**OBJECTIVE**
Reproduce the listing verbatim.
** Start of SUPPLIED DATA **
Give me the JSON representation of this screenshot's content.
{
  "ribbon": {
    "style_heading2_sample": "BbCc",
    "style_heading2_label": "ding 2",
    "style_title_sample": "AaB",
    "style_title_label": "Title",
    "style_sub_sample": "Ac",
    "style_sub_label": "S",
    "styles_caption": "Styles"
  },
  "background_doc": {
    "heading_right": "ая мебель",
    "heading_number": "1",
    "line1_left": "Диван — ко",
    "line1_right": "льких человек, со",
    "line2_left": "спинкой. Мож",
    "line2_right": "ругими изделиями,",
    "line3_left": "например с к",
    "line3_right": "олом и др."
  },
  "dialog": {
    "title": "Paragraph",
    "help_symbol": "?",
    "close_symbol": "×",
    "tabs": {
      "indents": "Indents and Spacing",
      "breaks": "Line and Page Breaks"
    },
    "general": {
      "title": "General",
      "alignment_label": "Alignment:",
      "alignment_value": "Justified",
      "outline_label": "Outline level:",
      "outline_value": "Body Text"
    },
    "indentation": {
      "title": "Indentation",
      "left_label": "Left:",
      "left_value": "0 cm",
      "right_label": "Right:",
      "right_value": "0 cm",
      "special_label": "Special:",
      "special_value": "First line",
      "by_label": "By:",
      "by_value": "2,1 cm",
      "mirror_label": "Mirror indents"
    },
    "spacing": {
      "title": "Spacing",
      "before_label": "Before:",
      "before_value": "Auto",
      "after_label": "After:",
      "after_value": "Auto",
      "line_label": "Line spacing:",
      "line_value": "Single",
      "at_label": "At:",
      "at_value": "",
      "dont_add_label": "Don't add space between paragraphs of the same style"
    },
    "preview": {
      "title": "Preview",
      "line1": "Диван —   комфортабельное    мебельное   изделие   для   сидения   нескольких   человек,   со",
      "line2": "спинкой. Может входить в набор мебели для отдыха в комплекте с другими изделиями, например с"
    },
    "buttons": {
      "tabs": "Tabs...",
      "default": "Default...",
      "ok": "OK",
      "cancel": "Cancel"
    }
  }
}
** End of SUPPLIED DATA **
**SOLVED PROBLEM**
Give me the JSON representation of this screenshot's content.
{
  "ribbon": {
    "style_heading2_sample": "BbCc",
    "style_heading2_label": "ding 2",
    "style_title_sample": "AaB",
    "style_title_label": "Title",
    "style_sub_sample": "Ac",
    "style_sub_label": "S",
    "styles_caption": "Styles"
  },
  "background_doc": {
    "heading_right": "ая мебель",
    "heading_number": "1",
    "line1_left": "Диван — ко",
    "line1_right": "льких человек, со",
    "line2_left": "спинкой. Мож",
    "line2_right": "ругими изделиями,",
    "line3_left": "например с к",
    "line3_right": "олом и др."
  },
  "dialog": {
    "title": "Paragraph",
    "help_symbol": "?",
    "close_symbol": "×",
    "tabs": {
      "indents": "Indents and Spacing",
      "breaks": "Line and Page Breaks"
    },
    "general": {
      "title": "General",
      "alignment_label": "Alignment:",
      "alignment_value": "Justified",
      "outline_label": "Outline level:",
      "outline_value": "Body Text"
    },
    "indentation": {
      "title": "Indentation",
      "left_label": "Left:",
      "left_value": "0 cm",
      "right_label": "Right:",
      "right_value": "0 cm",
      "special_label": "Special:",
      "special_value": "First line",
      "by_label": "By:",
      "by_value": "2,1 cm",
      "mirror_label": "Mirror indents"
    },
    "spacing": {
      "title": "Spacing",
      "before_label": "Before:",
      "before_value": "Auto",
      "after_label": "After:",
      "after_value": "Auto",
      "line_label": "Line spacing:",
      "line_value": "Single",
      "at_label": "At:",
      "at_value": "",
      "dont_add_label": "Don't add space between paragraphs of the same style"
    },
    "preview": {
      "title": "Preview",
      "line1": "Диван —   комфортабельное    мебельное   изделие   для   сидения   нескольких   человек,   со",
      "line2": "спинкой. Может входить в набор мебели для отдыха в комплекте с другими изделиями, например с"
    },
    "buttons": {
      "tabs": "Tabs...",
      "default": "Default...",
      "ok": "OK",
      "cancel": "Cancel"
    }
  }
}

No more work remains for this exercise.